Extract every line where the string "μουσικής" appears.

[begin Supplied records]

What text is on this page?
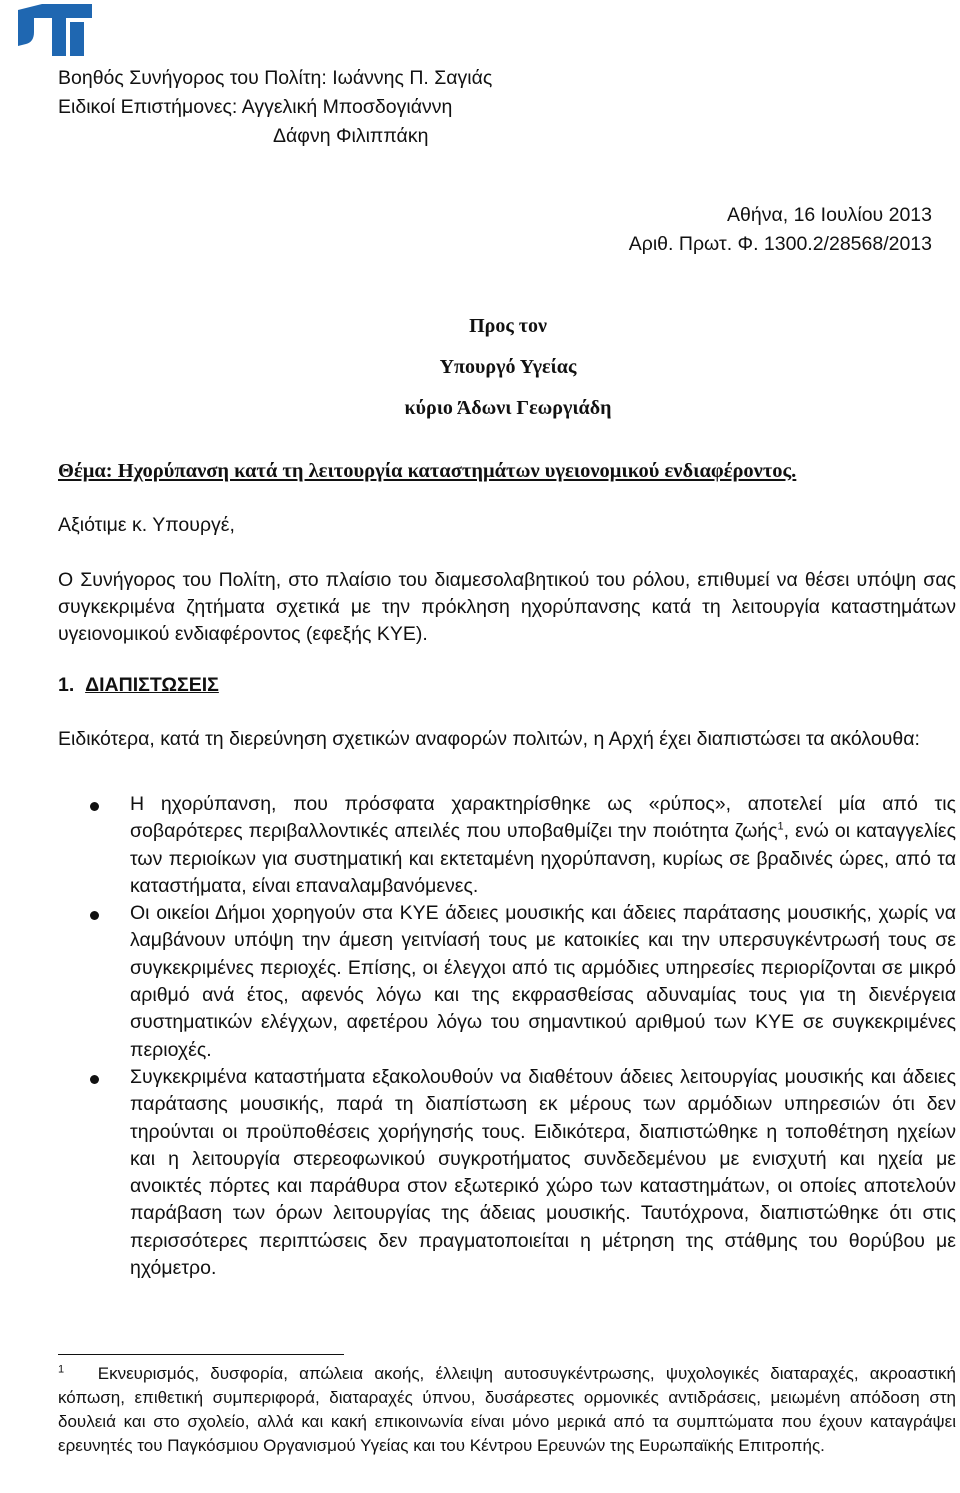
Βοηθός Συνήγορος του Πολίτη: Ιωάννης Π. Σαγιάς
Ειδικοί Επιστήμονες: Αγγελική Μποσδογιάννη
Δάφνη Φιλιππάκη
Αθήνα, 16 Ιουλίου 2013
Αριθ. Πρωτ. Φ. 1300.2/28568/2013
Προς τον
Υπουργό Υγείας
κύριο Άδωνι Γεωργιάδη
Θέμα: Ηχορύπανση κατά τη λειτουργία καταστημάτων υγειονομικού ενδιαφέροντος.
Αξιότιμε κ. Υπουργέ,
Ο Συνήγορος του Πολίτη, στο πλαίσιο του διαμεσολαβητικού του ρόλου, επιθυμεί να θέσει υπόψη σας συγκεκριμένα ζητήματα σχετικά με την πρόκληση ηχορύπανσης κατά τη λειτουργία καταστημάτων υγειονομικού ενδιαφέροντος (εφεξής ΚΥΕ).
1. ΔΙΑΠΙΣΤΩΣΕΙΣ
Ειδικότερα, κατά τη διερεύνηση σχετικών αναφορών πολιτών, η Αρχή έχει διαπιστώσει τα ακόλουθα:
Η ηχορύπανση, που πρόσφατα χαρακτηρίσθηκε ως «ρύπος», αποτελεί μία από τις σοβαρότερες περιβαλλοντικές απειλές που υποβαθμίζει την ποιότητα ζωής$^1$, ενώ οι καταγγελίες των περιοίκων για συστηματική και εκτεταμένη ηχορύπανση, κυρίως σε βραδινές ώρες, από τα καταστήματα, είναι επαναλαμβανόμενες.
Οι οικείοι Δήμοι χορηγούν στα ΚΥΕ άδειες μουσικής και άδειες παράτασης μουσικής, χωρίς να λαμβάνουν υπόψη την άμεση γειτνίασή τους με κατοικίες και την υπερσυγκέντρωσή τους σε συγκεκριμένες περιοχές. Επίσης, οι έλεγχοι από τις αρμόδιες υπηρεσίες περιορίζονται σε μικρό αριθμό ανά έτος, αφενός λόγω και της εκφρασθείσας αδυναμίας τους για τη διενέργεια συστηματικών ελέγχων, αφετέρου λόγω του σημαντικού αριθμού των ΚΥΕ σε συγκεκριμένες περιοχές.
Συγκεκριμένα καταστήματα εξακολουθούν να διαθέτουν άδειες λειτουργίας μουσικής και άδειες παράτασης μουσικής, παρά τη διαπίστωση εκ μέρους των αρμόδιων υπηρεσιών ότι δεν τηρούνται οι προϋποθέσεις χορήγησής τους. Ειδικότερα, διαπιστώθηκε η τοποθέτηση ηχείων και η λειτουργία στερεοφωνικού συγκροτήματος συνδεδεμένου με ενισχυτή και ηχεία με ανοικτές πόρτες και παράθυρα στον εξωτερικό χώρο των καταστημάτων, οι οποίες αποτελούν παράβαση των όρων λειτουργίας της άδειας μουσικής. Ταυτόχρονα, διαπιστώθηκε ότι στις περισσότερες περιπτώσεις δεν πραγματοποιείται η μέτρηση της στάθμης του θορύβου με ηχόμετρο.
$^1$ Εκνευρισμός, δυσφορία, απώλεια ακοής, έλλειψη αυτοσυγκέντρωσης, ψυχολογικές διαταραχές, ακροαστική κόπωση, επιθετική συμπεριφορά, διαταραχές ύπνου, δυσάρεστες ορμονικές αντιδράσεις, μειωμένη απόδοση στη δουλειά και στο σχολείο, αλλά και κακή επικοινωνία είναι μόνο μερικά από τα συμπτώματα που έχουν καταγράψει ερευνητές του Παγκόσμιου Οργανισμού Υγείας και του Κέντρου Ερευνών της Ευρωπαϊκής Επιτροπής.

[end Supplied records]

■ Output for this exercise:
Οι οικείοι Δήμοι χορηγούν στα ΚΥΕ άδειες μουσικής και άδειες παράτασης μουσικής, χωρίς να λαμβάνουν υπόψη την άμεση γειτνίασή τους με κατοικίες και την υπερσυγκέντρωσή τους σε συγκεκριμένες περιοχές. Επίσης, οι έλεγχοι από τις αρμόδιες υπηρεσίες περιορίζονται σε μικρό αριθμό ανά έτος, αφενός λόγω και της εκφρασθείσας αδυναμίας τους για τη διενέργεια συστηματικών ελέγχων, αφετέρου λόγω του σημαντικού αριθμού των ΚΥΕ σε συγκεκριμένες περιοχές.
Συγκεκριμένα καταστήματα εξακολουθούν να διαθέτουν άδειες λειτουργίας μουσικής και άδειες παράτασης μουσικής, παρά τη διαπίστωση εκ μέρους των αρμόδιων υπηρεσιών ότι δεν τηρούνται οι προϋποθέσεις χορήγησής τους. Ειδικότερα, διαπιστώθηκε η τοποθέτηση ηχείων και η λειτουργία στερεοφωνικού συγκροτήματος συνδεδεμένου με ενισχυτή και ηχεία με ανοικτές πόρτες και παράθυρα στον εξωτερικό χώρο των καταστημάτων, οι οποίες αποτελούν παράβαση των όρων λειτουργίας της άδειας μουσικής. Ταυτόχρονα, διαπιστώθηκε ότι στις περισσότερες περιπτώσεις δεν πραγματοποιείται η μέτρηση της στάθμης του θορύβου με ηχόμετρο.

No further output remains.